EXERCISE DETAILS:
Write the data out again, exactly as given.

PROVIDED INFORMATION:
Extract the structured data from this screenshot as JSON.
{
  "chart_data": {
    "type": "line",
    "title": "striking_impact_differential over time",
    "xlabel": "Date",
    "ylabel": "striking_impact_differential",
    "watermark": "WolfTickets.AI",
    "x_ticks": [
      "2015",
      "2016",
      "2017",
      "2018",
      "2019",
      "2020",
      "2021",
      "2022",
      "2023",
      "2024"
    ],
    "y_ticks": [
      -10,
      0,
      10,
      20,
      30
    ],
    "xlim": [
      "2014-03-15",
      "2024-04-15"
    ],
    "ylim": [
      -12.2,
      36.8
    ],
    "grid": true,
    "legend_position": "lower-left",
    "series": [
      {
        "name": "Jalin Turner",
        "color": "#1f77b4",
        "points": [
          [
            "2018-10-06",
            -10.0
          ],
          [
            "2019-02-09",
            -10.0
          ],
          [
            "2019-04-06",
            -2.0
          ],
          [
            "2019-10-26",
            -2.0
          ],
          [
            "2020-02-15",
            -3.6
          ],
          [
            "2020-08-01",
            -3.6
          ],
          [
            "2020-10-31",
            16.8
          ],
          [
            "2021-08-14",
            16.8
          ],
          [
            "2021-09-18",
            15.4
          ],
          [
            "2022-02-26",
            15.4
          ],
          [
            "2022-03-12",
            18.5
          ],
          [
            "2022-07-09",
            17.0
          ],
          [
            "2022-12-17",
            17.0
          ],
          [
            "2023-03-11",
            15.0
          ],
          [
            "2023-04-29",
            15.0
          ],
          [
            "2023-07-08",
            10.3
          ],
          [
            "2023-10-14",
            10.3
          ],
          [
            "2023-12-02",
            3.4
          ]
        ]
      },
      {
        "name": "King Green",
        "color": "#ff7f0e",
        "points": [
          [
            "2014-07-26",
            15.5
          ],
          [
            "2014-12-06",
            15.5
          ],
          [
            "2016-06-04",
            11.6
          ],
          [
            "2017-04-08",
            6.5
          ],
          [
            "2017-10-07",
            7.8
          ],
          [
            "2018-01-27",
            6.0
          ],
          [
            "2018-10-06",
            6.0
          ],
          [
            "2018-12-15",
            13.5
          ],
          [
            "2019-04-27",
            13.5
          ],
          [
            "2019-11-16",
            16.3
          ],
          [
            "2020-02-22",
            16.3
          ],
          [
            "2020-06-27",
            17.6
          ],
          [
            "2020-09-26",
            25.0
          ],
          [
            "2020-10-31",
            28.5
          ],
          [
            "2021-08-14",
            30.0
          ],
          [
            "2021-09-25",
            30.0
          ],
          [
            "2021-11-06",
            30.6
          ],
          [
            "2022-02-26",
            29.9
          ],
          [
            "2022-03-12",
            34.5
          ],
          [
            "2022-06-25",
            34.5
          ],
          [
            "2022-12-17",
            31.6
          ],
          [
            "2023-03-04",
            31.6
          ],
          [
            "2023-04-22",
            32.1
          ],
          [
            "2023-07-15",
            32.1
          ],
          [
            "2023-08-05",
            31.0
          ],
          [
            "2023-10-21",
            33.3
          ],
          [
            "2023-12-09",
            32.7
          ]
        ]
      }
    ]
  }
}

RESPONSE TO THE TASK:
Extract the structured data from this screenshot as JSON.
{
  "chart_data": {
    "type": "line",
    "title": "striking_impact_differential over time",
    "xlabel": "Date",
    "ylabel": "striking_impact_differential",
    "watermark": "WolfTickets.AI",
    "x_ticks": [
      "2015",
      "2016",
      "2017",
      "2018",
      "2019",
      "2020",
      "2021",
      "2022",
      "2023",
      "2024"
    ],
    "y_ticks": [
      -10,
      0,
      10,
      20,
      30
    ],
    "xlim": [
      "2014-03-15",
      "2024-04-15"
    ],
    "ylim": [
      -12.2,
      36.8
    ],
    "grid": true,
    "legend_position": "lower-left",
    "series": [
      {
        "name": "Jalin Turner",
        "color": "#1f77b4",
        "points": [
          [
            "2018-10-06",
            -10.0
          ],
          [
            "2019-02-09",
            -10.0
          ],
          [
            "2019-04-06",
            -2.0
          ],
          [
            "2019-10-26",
            -2.0
          ],
          [
            "2020-02-15",
            -3.6
          ],
          [
            "2020-08-01",
            -3.6
          ],
          [
            "2020-10-31",
            16.8
          ],
          [
            "2021-08-14",
            16.8
          ],
          [
            "2021-09-18",
            15.4
          ],
          [
            "2022-02-26",
            15.4
          ],
          [
            "2022-03-12",
            18.5
          ],
          [
            "2022-07-09",
            17.0
          ],
          [
            "2022-12-17",
            17.0
          ],
          [
            "2023-03-11",
            15.0
          ],
          [
            "2023-04-29",
            15.0
          ],
          [
            "2023-07-08",
            10.3
          ],
          [
            "2023-10-14",
            10.3
          ],
          [
            "2023-12-02",
            3.4
          ]
        ]
      },
      {
        "name": "King Green",
        "color": "#ff7f0e",
        "points": [
          [
            "2014-07-26",
            15.5
          ],
          [
            "2014-12-06",
            15.5
          ],
          [
            "2016-06-04",
            11.6
          ],
          [
            "2017-04-08",
            6.5
          ],
          [
            "2017-10-07",
            7.8
          ],
          [
            "2018-01-27",
            6.0
          ],
          [
            "2018-10-06",
            6.0
          ],
          [
            "2018-12-15",
            13.5
          ],
          [
            "2019-04-27",
            13.5
          ],
          [
            "2019-11-16",
            16.3
          ],
          [
            "2020-02-22",
            16.3
          ],
          [
            "2020-06-27",
            17.6
          ],
          [
            "2020-09-26",
            25.0
          ],
          [
            "2020-10-31",
            28.5
          ],
          [
            "2021-08-14",
            30.0
          ],
          [
            "2021-09-25",
            30.0
          ],
          [
            "2021-11-06",
            30.6
          ],
          [
            "2022-02-26",
            29.9
          ],
          [
            "2022-03-12",
            34.5
          ],
          [
            "2022-06-25",
            34.5
          ],
          [
            "2022-12-17",
            31.6
          ],
          [
            "2023-03-04",
            31.6
          ],
          [
            "2023-04-22",
            32.1
          ],
          [
            "2023-07-15",
            32.1
          ],
          [
            "2023-08-05",
            31.0
          ],
          [
            "2023-10-21",
            33.3
          ],
          [
            "2023-12-09",
            32.7
          ]
        ]
      }
    ]
  }
}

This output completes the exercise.